• **SOURCE DATA**
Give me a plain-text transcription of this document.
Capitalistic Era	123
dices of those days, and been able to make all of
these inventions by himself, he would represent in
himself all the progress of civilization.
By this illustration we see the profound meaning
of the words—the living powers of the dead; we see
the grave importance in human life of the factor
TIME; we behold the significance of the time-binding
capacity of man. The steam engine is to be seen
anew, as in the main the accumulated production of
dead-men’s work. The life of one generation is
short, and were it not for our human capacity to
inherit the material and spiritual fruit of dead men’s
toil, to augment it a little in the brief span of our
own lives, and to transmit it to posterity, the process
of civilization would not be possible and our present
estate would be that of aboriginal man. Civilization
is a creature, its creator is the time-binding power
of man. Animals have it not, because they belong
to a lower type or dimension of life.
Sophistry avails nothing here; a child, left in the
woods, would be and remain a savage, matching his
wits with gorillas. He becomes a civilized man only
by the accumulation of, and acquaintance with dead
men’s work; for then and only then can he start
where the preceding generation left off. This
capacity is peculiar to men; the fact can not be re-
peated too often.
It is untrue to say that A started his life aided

• **WRITTEN TASK**
Show every line of the listing in which the string "binding" can be found.

• **THE SOLUTION**
TIME; we behold the significance of the time-binding
is a creature, its creator is the time-binding power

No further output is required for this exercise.